*** EXTRACTED MATERIAL ***

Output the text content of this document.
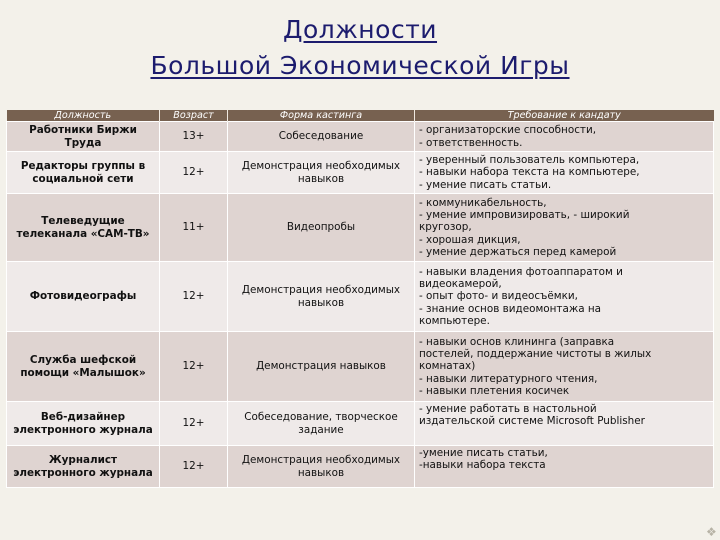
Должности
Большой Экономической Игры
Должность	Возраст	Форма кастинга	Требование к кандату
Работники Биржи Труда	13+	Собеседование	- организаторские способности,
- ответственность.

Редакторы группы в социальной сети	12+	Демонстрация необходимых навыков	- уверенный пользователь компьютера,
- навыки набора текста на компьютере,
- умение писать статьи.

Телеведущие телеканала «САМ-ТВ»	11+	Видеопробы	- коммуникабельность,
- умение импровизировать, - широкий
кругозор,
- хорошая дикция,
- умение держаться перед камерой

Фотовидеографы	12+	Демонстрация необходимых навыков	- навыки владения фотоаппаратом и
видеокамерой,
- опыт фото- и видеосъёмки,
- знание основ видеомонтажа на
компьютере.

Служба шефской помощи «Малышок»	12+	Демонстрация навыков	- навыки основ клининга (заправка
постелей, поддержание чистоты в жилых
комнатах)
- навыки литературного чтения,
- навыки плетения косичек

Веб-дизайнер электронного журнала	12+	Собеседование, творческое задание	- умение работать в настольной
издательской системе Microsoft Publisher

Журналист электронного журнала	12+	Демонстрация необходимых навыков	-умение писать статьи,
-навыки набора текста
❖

***
*** EXTRACTED MATERIAL ***

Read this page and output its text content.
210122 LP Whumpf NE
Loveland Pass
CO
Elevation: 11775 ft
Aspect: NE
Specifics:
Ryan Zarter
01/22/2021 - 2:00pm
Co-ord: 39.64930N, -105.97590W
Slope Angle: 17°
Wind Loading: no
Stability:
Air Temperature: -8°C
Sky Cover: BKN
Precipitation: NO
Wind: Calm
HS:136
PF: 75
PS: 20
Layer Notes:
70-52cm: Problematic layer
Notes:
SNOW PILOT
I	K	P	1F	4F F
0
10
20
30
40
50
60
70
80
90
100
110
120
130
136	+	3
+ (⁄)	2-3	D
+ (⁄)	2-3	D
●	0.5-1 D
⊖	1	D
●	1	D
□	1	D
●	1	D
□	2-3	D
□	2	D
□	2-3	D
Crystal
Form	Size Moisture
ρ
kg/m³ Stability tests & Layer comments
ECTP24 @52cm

***

Write down only how many lines in the listing contain the word "электронного".

**RESULT**
2